**Aim:**
Please rewrite everything from the start of the entries down to and including the line with "onedrive-icon <box>10 63 22 69</box>", changing "external-link-icon" to "outbound-link-icon" and leaving all else unchanged.

(Element and region data)
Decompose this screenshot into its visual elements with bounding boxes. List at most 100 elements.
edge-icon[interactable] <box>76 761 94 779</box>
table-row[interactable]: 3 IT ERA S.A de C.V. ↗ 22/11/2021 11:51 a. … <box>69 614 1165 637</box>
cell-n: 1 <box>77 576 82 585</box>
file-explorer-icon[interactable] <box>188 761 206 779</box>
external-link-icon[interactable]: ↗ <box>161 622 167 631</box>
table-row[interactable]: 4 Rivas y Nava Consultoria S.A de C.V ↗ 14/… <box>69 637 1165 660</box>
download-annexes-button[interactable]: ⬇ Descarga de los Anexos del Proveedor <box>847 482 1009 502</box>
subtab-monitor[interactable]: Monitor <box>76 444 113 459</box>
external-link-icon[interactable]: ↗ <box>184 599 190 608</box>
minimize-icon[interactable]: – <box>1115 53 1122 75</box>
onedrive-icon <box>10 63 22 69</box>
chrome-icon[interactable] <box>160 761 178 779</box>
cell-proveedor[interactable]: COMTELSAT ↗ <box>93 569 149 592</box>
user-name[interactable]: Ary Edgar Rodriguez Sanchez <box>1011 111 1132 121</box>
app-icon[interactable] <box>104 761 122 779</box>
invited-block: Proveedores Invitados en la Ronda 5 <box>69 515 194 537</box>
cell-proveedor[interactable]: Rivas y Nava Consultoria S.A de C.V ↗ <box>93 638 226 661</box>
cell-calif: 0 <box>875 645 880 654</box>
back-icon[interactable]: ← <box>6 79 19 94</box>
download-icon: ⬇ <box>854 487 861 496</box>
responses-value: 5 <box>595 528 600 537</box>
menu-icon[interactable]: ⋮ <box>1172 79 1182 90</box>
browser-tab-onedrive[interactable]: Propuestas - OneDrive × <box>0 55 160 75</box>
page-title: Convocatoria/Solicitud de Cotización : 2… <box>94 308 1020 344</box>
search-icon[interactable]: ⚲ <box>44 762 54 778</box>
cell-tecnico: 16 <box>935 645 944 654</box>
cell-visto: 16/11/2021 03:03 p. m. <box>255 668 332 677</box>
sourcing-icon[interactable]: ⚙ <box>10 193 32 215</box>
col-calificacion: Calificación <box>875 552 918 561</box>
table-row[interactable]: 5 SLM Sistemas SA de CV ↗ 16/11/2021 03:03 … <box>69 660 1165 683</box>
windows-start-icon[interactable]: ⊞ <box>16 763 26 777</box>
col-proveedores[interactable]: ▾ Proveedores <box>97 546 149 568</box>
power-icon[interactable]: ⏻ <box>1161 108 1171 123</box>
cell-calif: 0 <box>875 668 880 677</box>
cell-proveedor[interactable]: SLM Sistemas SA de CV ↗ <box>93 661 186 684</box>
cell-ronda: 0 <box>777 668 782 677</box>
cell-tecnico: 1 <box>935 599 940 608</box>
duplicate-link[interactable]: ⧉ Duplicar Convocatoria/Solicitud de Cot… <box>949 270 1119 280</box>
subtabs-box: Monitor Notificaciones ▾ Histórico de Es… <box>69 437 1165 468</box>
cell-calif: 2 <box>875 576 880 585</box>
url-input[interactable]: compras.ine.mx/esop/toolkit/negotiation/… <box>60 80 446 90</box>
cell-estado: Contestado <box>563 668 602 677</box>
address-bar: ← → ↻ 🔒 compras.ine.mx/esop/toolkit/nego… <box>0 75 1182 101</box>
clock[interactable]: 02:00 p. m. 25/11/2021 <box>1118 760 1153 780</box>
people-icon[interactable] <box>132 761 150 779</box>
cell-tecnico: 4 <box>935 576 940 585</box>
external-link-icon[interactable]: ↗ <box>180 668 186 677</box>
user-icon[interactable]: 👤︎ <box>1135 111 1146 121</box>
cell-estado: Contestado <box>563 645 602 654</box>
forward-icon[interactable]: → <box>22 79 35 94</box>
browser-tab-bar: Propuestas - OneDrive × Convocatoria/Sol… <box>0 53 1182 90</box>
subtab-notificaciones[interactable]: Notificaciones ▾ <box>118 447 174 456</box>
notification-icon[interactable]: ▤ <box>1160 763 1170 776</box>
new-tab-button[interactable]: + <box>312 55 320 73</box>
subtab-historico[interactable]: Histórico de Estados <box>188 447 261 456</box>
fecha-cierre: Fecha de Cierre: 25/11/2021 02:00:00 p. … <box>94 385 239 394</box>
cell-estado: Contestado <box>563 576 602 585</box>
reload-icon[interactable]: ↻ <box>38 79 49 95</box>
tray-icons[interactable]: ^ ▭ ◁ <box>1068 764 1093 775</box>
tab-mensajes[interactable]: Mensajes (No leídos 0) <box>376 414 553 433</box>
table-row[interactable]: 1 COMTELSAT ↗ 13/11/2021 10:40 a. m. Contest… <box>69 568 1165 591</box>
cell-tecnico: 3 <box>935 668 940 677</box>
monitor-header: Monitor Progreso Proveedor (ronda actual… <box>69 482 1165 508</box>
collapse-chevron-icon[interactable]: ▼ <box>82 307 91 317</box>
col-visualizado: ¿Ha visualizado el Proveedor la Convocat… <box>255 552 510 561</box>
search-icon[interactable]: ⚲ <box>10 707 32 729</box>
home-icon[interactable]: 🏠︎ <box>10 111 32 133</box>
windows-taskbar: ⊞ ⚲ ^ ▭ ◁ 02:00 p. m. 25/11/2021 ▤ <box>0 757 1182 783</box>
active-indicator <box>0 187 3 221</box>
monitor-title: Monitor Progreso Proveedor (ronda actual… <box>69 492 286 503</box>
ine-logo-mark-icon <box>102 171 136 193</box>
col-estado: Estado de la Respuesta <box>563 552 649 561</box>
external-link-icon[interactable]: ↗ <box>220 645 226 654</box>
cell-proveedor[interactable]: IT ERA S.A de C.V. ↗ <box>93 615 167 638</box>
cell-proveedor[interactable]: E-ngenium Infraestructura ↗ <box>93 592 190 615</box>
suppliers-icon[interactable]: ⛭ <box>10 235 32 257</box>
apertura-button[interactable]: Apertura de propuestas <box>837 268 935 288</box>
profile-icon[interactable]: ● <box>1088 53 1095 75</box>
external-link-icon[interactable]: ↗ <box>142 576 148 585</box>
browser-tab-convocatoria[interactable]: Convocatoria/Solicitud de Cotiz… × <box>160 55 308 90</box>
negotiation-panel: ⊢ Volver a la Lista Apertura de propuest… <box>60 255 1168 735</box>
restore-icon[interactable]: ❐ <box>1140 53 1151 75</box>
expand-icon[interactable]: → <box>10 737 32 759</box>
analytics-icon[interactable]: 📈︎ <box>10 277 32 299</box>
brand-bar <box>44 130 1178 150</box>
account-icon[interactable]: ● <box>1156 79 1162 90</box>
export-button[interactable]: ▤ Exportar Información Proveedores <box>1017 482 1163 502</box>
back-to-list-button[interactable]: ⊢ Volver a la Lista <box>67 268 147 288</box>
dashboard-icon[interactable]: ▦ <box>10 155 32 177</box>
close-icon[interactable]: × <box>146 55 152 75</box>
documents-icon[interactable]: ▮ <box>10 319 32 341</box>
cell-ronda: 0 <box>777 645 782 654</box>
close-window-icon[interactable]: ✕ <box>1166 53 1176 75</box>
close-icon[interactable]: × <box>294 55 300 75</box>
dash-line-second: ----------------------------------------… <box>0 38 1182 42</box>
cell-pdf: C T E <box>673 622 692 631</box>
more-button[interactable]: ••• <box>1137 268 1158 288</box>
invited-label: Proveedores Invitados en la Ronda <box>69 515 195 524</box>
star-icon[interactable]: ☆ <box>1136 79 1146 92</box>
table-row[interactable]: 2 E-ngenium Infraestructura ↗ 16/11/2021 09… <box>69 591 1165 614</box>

**Reply:**
Decompose this screenshot into its visual elements with bounding boxes. List at most 100 elements.
edge-icon[interactable] <box>76 761 94 779</box>
table-row[interactable]: 3 IT ERA S.A de C.V. ↗ 22/11/2021 11:51 a. … <box>69 614 1165 637</box>
cell-n: 1 <box>77 576 82 585</box>
file-explorer-icon[interactable] <box>188 761 206 779</box>
outbound-link-icon[interactable]: ↗ <box>161 622 167 631</box>
table-row[interactable]: 4 Rivas y Nava Consultoria S.A de C.V ↗ 14/… <box>69 637 1165 660</box>
download-annexes-button[interactable]: ⬇ Descarga de los Anexos del Proveedor <box>847 482 1009 502</box>
subtab-monitor[interactable]: Monitor <box>76 444 113 459</box>
outbound-link-icon[interactable]: ↗ <box>184 599 190 608</box>
minimize-icon[interactable]: – <box>1115 53 1122 75</box>
onedrive-icon <box>10 63 22 69</box>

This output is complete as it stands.